• Directions for this task: Identify, in the records below, every line where the string "xlabel" appears, and copy each such line.

• Stored data:
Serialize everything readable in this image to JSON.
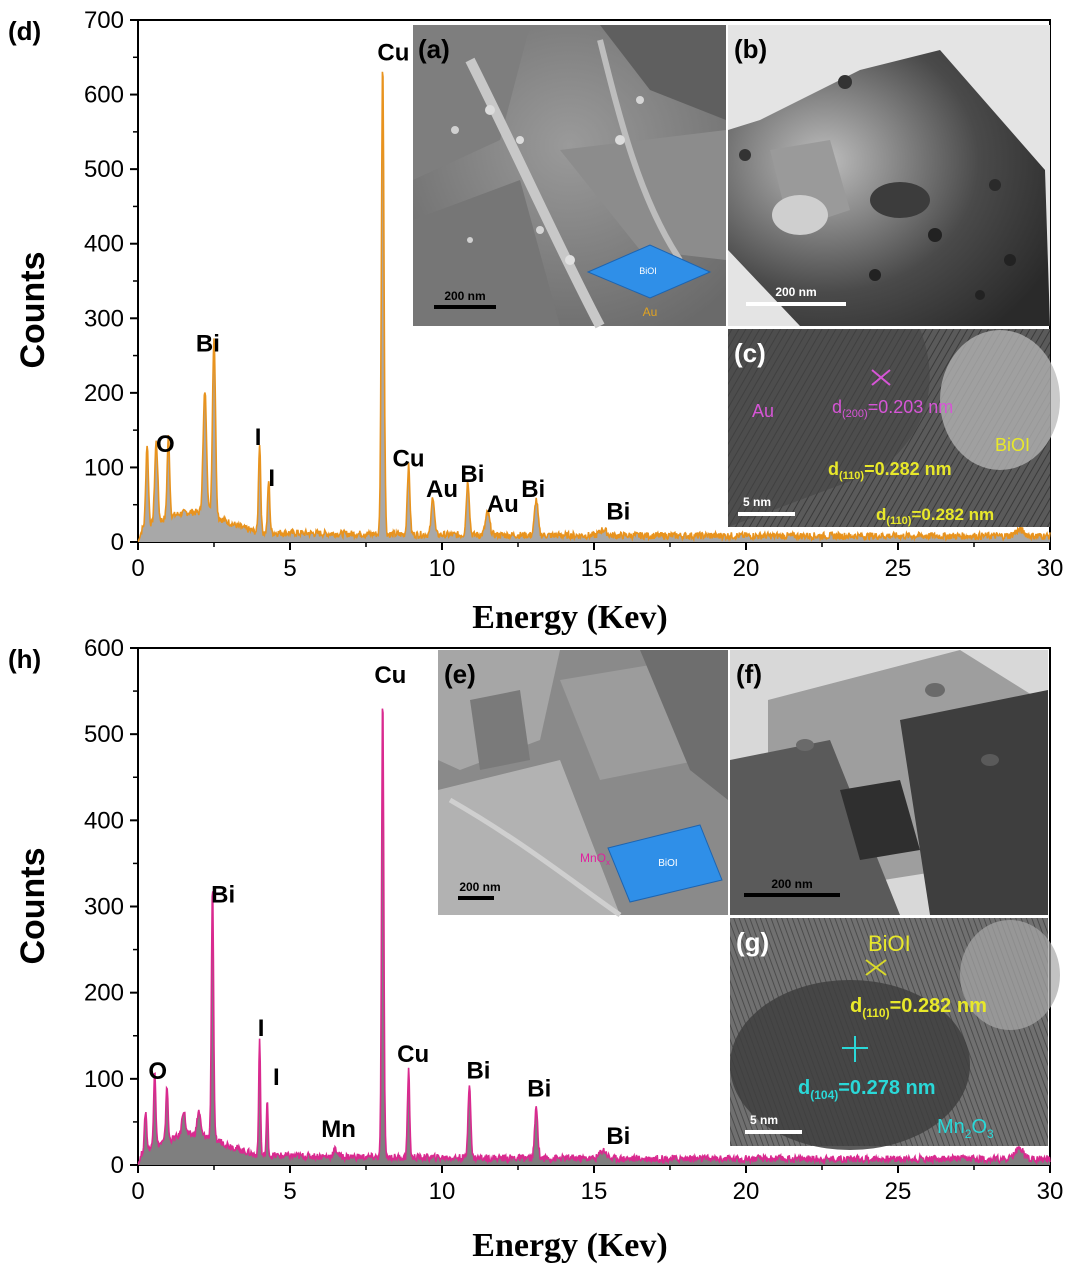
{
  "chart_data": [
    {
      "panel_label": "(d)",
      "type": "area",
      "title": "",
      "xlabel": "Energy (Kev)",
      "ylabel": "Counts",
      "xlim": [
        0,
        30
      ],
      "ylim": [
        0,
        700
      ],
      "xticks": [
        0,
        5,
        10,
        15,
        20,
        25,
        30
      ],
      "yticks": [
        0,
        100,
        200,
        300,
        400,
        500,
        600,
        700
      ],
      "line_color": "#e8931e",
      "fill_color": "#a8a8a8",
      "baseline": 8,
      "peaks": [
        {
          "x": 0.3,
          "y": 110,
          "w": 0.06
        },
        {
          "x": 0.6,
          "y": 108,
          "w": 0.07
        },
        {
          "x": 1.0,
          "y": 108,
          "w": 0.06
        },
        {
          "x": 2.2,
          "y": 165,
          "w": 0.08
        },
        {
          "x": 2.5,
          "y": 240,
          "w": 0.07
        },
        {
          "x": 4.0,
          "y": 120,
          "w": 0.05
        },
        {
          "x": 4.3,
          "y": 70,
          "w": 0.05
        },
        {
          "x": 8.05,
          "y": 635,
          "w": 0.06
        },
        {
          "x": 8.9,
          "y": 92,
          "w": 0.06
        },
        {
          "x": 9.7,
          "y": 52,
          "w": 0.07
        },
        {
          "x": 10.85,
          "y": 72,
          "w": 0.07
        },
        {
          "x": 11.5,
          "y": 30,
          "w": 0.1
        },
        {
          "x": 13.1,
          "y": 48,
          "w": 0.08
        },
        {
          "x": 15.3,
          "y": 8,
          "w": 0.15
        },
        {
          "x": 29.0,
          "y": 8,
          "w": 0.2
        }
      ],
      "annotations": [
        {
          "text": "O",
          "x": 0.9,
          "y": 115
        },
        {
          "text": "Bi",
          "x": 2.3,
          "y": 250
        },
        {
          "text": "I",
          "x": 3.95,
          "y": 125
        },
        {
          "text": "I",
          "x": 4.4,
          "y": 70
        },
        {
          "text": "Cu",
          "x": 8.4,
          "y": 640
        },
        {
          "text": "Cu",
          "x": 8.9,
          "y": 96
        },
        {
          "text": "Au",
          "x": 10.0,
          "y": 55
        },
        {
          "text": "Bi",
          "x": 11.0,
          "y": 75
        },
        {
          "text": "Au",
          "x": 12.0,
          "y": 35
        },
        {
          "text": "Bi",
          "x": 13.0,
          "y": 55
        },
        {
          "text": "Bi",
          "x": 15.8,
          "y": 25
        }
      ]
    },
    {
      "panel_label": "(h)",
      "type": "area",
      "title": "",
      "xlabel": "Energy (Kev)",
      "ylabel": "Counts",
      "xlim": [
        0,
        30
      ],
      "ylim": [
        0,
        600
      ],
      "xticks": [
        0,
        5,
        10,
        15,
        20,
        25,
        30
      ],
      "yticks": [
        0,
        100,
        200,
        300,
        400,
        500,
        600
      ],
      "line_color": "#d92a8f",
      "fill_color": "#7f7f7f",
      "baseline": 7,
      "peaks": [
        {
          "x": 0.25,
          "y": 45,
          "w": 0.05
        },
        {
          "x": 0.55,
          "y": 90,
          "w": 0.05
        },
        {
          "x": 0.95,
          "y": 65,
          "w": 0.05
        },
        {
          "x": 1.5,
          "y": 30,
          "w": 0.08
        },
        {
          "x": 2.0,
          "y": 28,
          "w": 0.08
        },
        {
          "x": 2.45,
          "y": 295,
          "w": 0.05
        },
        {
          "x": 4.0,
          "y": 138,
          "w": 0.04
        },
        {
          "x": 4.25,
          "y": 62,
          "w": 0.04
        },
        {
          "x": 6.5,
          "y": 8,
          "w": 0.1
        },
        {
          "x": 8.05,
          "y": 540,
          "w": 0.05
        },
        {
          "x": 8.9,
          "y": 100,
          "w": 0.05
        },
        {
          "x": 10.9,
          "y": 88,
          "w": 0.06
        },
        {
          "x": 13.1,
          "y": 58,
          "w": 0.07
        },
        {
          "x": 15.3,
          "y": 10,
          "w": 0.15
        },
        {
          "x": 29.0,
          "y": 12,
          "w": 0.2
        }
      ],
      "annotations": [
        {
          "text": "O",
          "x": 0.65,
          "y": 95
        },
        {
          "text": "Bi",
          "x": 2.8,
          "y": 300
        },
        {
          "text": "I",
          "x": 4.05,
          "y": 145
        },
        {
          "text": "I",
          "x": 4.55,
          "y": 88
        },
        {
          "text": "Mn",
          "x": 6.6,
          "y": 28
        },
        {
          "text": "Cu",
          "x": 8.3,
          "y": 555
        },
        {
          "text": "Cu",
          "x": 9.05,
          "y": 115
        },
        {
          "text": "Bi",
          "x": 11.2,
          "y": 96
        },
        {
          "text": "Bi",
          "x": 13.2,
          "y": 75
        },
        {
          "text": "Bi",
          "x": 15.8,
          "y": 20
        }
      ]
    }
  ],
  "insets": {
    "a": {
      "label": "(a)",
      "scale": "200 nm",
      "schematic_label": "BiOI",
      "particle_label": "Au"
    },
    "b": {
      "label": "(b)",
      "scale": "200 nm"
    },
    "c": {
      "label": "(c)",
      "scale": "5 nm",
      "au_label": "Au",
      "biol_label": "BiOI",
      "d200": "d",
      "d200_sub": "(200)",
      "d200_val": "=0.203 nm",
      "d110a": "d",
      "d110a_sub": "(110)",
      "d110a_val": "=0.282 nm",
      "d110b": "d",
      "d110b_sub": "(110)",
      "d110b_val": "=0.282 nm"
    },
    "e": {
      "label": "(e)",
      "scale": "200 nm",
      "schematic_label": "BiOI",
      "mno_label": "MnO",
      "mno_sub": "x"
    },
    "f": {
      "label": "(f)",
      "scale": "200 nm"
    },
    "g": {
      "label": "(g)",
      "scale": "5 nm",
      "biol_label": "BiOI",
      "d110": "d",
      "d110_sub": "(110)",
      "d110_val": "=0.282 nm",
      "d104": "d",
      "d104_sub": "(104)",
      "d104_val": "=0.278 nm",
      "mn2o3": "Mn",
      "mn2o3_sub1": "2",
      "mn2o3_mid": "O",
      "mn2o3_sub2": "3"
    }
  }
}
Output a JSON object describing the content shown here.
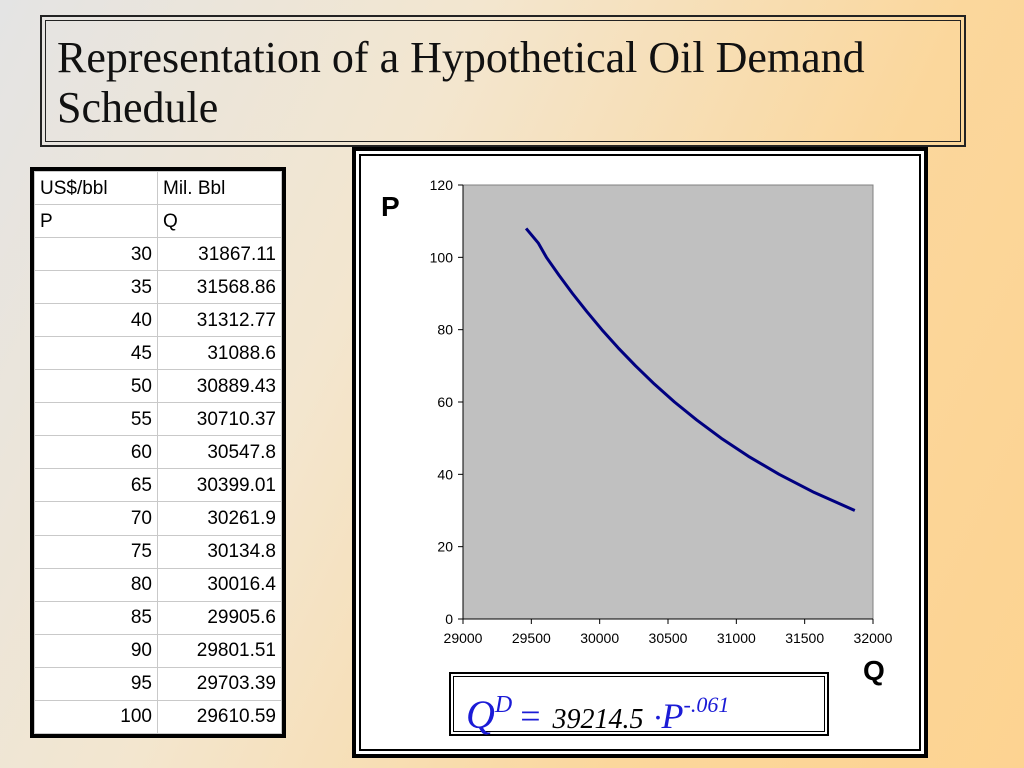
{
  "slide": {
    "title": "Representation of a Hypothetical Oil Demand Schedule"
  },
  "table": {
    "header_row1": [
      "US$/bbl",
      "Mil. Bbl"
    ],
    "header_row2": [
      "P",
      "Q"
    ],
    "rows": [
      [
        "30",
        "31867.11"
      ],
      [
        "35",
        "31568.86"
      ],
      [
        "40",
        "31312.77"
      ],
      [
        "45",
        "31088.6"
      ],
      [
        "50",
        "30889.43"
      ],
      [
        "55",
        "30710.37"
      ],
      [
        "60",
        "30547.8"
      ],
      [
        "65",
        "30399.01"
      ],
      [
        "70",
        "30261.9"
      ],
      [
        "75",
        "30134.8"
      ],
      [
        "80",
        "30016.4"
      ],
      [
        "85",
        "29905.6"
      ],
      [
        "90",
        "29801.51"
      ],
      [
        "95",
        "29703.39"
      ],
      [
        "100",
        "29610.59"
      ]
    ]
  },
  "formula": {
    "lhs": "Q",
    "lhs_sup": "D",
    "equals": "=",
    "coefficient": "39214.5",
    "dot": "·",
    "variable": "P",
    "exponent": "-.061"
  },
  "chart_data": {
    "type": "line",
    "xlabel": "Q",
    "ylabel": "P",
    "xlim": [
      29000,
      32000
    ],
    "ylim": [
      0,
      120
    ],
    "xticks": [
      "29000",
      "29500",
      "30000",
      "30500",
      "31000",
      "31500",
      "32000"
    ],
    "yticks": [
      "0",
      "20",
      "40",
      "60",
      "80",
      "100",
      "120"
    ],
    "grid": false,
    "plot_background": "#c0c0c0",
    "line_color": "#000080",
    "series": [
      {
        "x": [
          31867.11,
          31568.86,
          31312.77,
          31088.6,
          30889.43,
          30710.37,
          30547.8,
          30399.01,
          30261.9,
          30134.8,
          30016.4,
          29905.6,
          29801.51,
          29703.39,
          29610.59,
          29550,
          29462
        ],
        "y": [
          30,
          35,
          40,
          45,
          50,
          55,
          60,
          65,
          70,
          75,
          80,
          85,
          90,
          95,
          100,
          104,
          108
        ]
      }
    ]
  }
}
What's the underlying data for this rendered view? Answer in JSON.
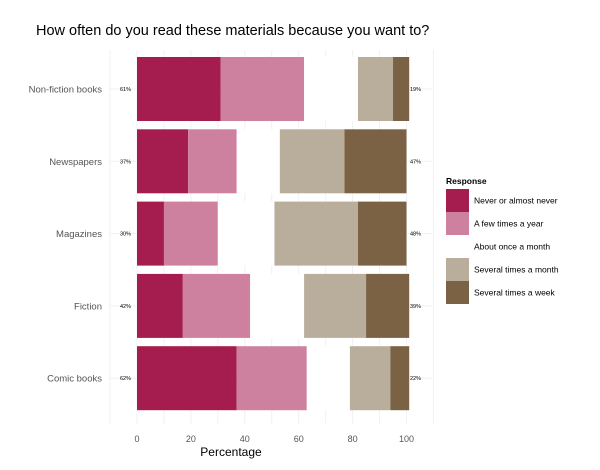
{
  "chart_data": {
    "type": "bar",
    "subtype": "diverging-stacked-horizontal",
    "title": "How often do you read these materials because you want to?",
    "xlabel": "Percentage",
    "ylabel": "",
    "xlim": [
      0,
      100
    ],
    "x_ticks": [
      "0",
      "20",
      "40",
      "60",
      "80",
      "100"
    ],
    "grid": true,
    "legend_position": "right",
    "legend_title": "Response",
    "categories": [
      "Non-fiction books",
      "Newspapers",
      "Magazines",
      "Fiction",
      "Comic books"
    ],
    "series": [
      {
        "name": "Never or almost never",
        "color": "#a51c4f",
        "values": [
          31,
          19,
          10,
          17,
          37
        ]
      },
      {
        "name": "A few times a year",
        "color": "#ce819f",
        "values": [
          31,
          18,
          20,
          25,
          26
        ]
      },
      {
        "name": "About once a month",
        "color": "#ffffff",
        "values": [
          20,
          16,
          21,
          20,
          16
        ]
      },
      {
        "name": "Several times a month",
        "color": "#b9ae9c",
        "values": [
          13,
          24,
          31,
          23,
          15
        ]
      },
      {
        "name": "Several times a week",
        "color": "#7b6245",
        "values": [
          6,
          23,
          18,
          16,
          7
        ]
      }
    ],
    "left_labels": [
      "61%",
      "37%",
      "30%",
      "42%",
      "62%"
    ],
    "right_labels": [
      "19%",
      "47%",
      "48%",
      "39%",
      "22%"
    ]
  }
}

• Task answer:
      "xlabel": "Energy (Kev)",
      "xlabel": "Energy (Kev)",
    "xlabel": "Q",
    "xlabel": "Percentage",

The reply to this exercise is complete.